**** Entries
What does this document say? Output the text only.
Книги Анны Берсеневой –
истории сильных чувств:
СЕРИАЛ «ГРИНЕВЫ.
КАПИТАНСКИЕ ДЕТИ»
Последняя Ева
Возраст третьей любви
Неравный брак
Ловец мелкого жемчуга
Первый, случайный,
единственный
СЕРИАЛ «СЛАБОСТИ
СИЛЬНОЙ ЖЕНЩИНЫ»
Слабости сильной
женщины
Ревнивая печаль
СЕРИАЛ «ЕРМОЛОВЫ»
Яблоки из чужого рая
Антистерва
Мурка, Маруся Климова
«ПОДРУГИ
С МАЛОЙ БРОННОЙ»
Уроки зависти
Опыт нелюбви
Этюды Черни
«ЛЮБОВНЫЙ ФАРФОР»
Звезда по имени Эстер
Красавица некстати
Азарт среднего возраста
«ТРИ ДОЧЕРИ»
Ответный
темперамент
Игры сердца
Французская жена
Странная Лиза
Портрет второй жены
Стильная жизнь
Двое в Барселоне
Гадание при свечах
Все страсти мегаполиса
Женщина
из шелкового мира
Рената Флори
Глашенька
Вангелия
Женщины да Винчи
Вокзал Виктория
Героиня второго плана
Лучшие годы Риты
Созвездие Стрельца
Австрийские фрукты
********
Work to complete: List every line above that contains the word "СЕРИАЛ".

Exercise output:
СЕРИАЛ «ГРИНЕВЫ.
СЕРИАЛ «СЛАБОСТИ
СЕРИАЛ «ЕРМОЛОВЫ»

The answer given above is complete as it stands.